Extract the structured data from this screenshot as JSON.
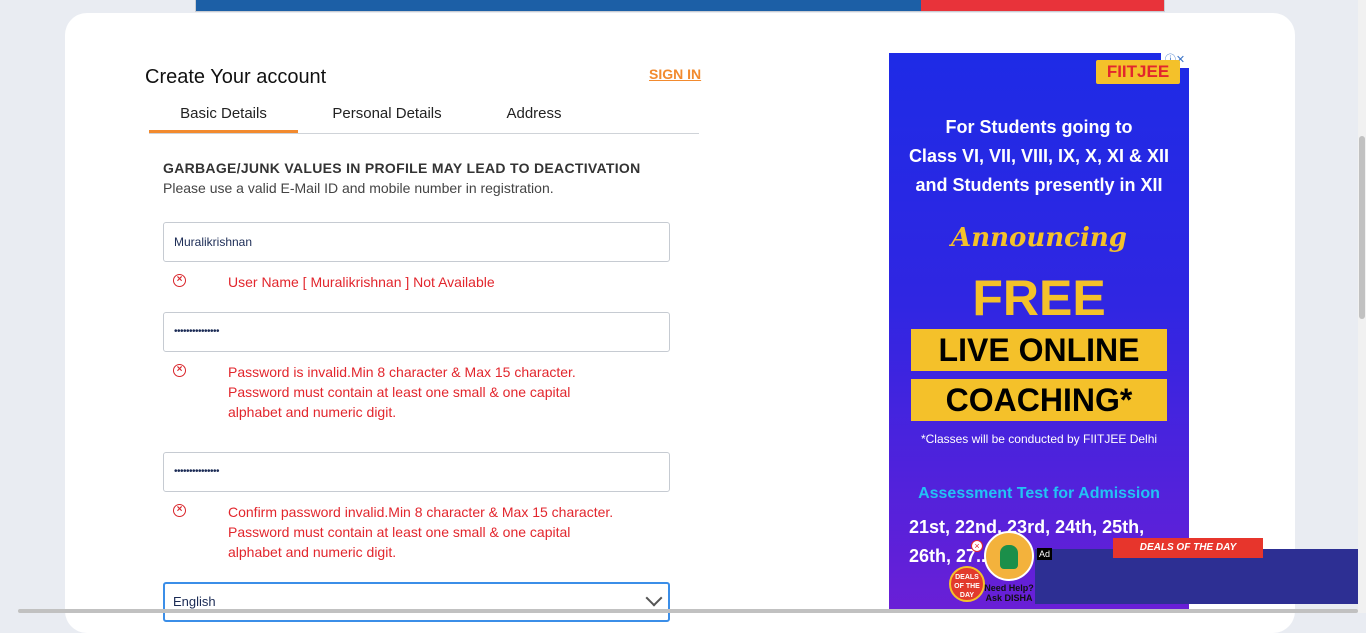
{
  "header": {
    "title": "Create Your account",
    "signin": "SIGN IN"
  },
  "tabs": [
    {
      "label": "Basic Details",
      "active": true
    },
    {
      "label": "Personal Details",
      "active": false
    },
    {
      "label": "Address",
      "active": false
    }
  ],
  "notice": {
    "title": "GARBAGE/JUNK VALUES IN PROFILE MAY LEAD TO DEACTIVATION",
    "subtitle": "Please use a valid E-Mail ID and mobile number in registration."
  },
  "form": {
    "username": {
      "value": "Muralikrishnan",
      "error": "User Name [ Muralikrishnan ] Not Available"
    },
    "password": {
      "value": "•••••••••••••••",
      "error_lines": [
        "Password is invalid.Min 8 character & Max 15 character.",
        "Password must contain at least one small & one capital",
        "alphabet and numeric digit."
      ]
    },
    "confirm_password": {
      "value": "•••••••••••••••",
      "error_lines": [
        "Confirm password invalid.Min 8 character & Max 15 character.",
        "Password must contain at least one small & one capital",
        "alphabet and numeric digit."
      ]
    },
    "language": {
      "selected": "English"
    }
  },
  "ad": {
    "brand": "FIITJEE",
    "line1": [
      "For Students going to",
      "Class VI, VII, VIII, IX, X, XI & XII",
      "and Students presently in XII"
    ],
    "announcing": "Announcing",
    "free": "FREE",
    "live": "LIVE ONLINE",
    "coaching": "COACHING*",
    "note": "*Classes will be conducted by FIITJEE Delhi",
    "assessment": "Assessment Test for Admission",
    "dates": [
      "21st, 22nd, 23rd, 24th, 25th,",
      "26th, 27..."
    ]
  },
  "bottom_ad": {
    "deals": "DEALS OF THE DAY",
    "ad_label": "Ad",
    "help": [
      "Need Help?",
      "Ask DISHA"
    ],
    "deal_badge": [
      "DEALS",
      "OF THE",
      "DAY"
    ]
  },
  "colors": {
    "accent": "#f28a2e",
    "error": "#e2262d",
    "ad_blue": "#1e2be6",
    "ad_yellow": "#f4c12a"
  }
}
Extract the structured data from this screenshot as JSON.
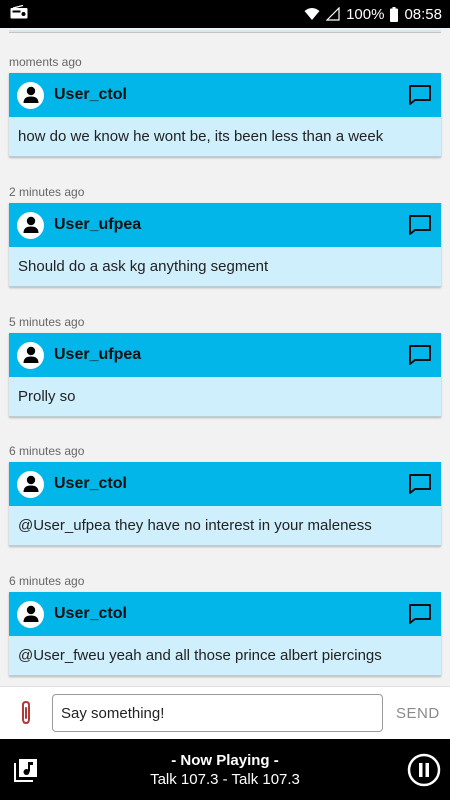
{
  "status": {
    "battery": "100%",
    "time": "08:58"
  },
  "messages": [
    {
      "time": "moments ago",
      "user": "User_ctol",
      "text": "how do we know he wont be, its been less than a week"
    },
    {
      "time": "2 minutes ago",
      "user": "User_ufpea",
      "text": "Should do a ask kg anything segment"
    },
    {
      "time": "5 minutes ago",
      "user": "User_ufpea",
      "text": "Prolly so"
    },
    {
      "time": "6 minutes ago",
      "user": "User_ctol",
      "text": "@User_ufpea they have no interest in your maleness"
    },
    {
      "time": "6 minutes ago",
      "user": "User_ctol",
      "text": "@User_fweu yeah and all those prince albert piercings"
    }
  ],
  "composer": {
    "placeholder": "Say something!",
    "value": "Say something!",
    "send_label": "SEND"
  },
  "player": {
    "label": "- Now Playing -",
    "track": "Talk 107.3 - Talk 107.3"
  },
  "colors": {
    "header": "#02b6ea",
    "body": "#cfeffc",
    "attach": "#b03a3a"
  }
}
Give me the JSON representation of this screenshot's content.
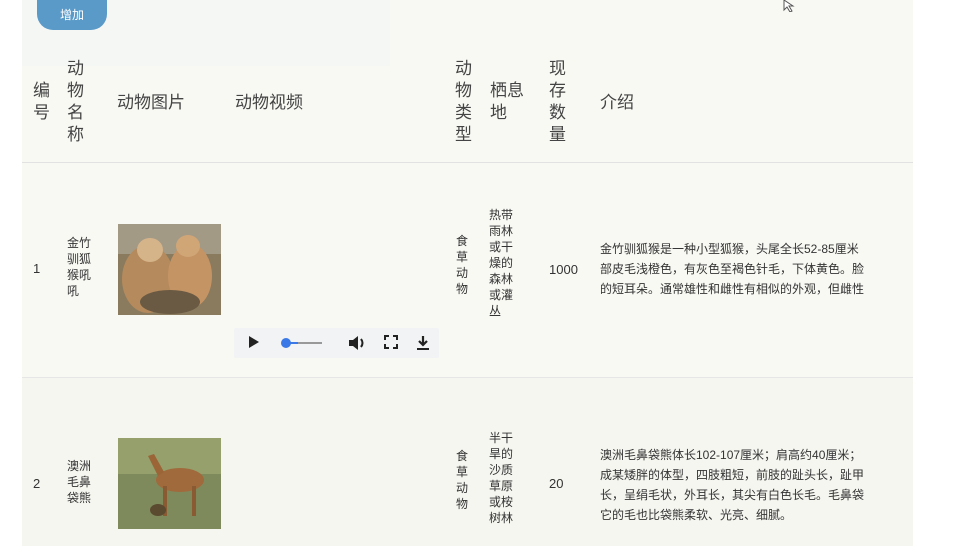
{
  "toolbar": {
    "add_label": "增加"
  },
  "table": {
    "headers": {
      "id": "编号",
      "name": "动物名称",
      "image": "动物图片",
      "video": "动物视频",
      "type": "动物类型",
      "habitat": "栖息地",
      "count": "现存数量",
      "intro": "介绍"
    },
    "rows": [
      {
        "id": "1",
        "name": "金竹驯狐猴吼吼",
        "type": "食草动物",
        "habitat": "热带雨林或干燥的森林或灌丛",
        "count": "1000",
        "intro": [
          "金竹驯狐猴是一种小型狐猴，头尾全长52-85厘米",
          "部皮毛浅橙色，有灰色至褐色针毛，下体黄色。脸",
          "的短耳朵。通常雄性和雌性有相似的外观，但雌性"
        ]
      },
      {
        "id": "2",
        "name": "澳洲毛鼻袋熊",
        "type": "食草动物",
        "habitat": "半干旱的沙质草原或桉树林",
        "count": "20",
        "intro": [
          "澳洲毛鼻袋熊体长102-107厘米；肩高约40厘米；",
          "成某矮胖的体型，四肢粗短，前肢的趾头长，趾甲",
          "长，呈绢毛状，外耳长，其尖有白色长毛。毛鼻袋",
          "它的毛也比袋熊柔软、光亮、细腻。"
        ]
      }
    ]
  },
  "player": {
    "icons": [
      "play-icon",
      "seek-slider",
      "volume-icon",
      "fullscreen-icon",
      "download-icon"
    ]
  },
  "colors": {
    "accent": "#5a9ac9",
    "panel": "#f9f9f4"
  }
}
------------------------------------
**Work to be completed:** Reproduce the whole listing exactly, but not the images in it.

**Written response:**
Extract the structured data from this screenshot as JSON.
{
  "header": {
    "title": "Create Your account",
    "signin": "SIGN IN"
  },
  "tabs": [
    {
      "label": "Basic Details",
      "active": true
    },
    {
      "label": "Personal Details",
      "active": false
    },
    {
      "label": "Address",
      "active": false
    }
  ],
  "notice": {
    "title": "GARBAGE/JUNK VALUES IN PROFILE MAY LEAD TO DEACTIVATION",
    "subtitle": "Please use a valid E-Mail ID and mobile number in registration."
  },
  "form": {
    "username": {
      "value": "Muralikrishnan",
      "error": "User Name [ Muralikrishnan ] Not Available"
    },
    "password": {
      "value": "•••••••••••••••",
      "error_lines": [
        "Password is invalid.Min 8 character & Max 15 character.",
        "Password must contain at least one small & one capital",
        "alphabet and numeric digit."
      ]
    },
    "confirm_password": {
      "value": "•••••••••••••••",
      "error_lines": [
        "Confirm password invalid.Min 8 character & Max 15 character.",
        "Password must contain at least one small & one capital",
        "alphabet and numeric digit."
      ]
    },
    "language": {
      "selected": "English"
    }
  },
  "ad": {
    "brand": "FIITJEE",
    "line1": [
      "For Students going to",
      "Class VI, VII, VIII, IX, X, XI & XII",
      "and Students presently in XII"
    ],
    "announcing": "Announcing",
    "free": "FREE",
    "live": "LIVE ONLINE",
    "coaching": "COACHING*",
    "note": "*Classes will be conducted by FIITJEE Delhi",
    "assessment": "Assessment Test for Admission",
    "dates": [
      "21st, 22nd, 23rd, 24th, 25th,",
      "26th, 27..."
    ]
  },
  "bottom_ad": {
    "deals": "DEALS OF THE DAY",
    "ad_label": "Ad",
    "help": [
      "Need Help?",
      "Ask DISHA"
    ],
    "deal_badge": [
      "DEALS",
      "OF THE",
      "DAY"
    ]
  },
  "colors": {
    "accent": "#f28a2e",
    "error": "#e2262d",
    "ad_blue": "#1e2be6",
    "ad_yellow": "#f4c12a"
  }
}
Extract the structured data from this screenshot as JSON.
{
  "status": {
    "battery": "100%",
    "time": "08:58"
  },
  "messages": [
    {
      "time": "moments ago",
      "user": "User_ctol",
      "text": "how do we know he wont be, its been less than a week"
    },
    {
      "time": "2 minutes ago",
      "user": "User_ufpea",
      "text": "Should do a ask kg anything segment"
    },
    {
      "time": "5 minutes ago",
      "user": "User_ufpea",
      "text": "Prolly so"
    },
    {
      "time": "6 minutes ago",
      "user": "User_ctol",
      "text": "@User_ufpea they have no interest in your maleness"
    },
    {
      "time": "6 minutes ago",
      "user": "User_ctol",
      "text": "@User_fweu yeah and all those prince albert piercings"
    }
  ],
  "composer": {
    "placeholder": "Say something!",
    "value": "Say something!",
    "send_label": "SEND"
  },
  "player": {
    "label": "- Now Playing -",
    "track": "Talk 107.3 - Talk 107.3"
  },
  "colors": {
    "header": "#02b6ea",
    "body": "#cfeffc",
    "attach": "#b03a3a"
  }
}
Give me the JSON representation of this screenshot's content.
{
  "toolbar": {
    "add_label": "增加"
  },
  "table": {
    "headers": {
      "id": "编号",
      "name": "动物名称",
      "image": "动物图片",
      "video": "动物视频",
      "type": "动物类型",
      "habitat": "栖息地",
      "count": "现存数量",
      "intro": "介绍"
    },
    "rows": [
      {
        "id": "1",
        "name": "金竹驯狐猴吼吼",
        "type": "食草动物",
        "habitat": "热带雨林或干燥的森林或灌丛",
        "count": "1000",
        "intro": [
          "金竹驯狐猴是一种小型狐猴，头尾全长52-85厘米",
          "部皮毛浅橙色，有灰色至褐色针毛，下体黄色。脸",
          "的短耳朵。通常雄性和雌性有相似的外观，但雌性"
        ]
      },
      {
        "id": "2",
        "name": "澳洲毛鼻袋熊",
        "type": "食草动物",
        "habitat": "半干旱的沙质草原或桉树林",
        "count": "20",
        "intro": [
          "澳洲毛鼻袋熊体长102-107厘米；肩高约40厘米；",
          "成某矮胖的体型，四肢粗短，前肢的趾头长，趾甲",
          "长，呈绢毛状，外耳长，其尖有白色长毛。毛鼻袋",
          "它的毛也比袋熊柔软、光亮、细腻。"
        ]
      }
    ]
  },
  "player": {
    "icons": [
      "play-icon",
      "seek-slider",
      "volume-icon",
      "fullscreen-icon",
      "download-icon"
    ]
  },
  "colors": {
    "accent": "#5a9ac9",
    "panel": "#f9f9f4"
  }
}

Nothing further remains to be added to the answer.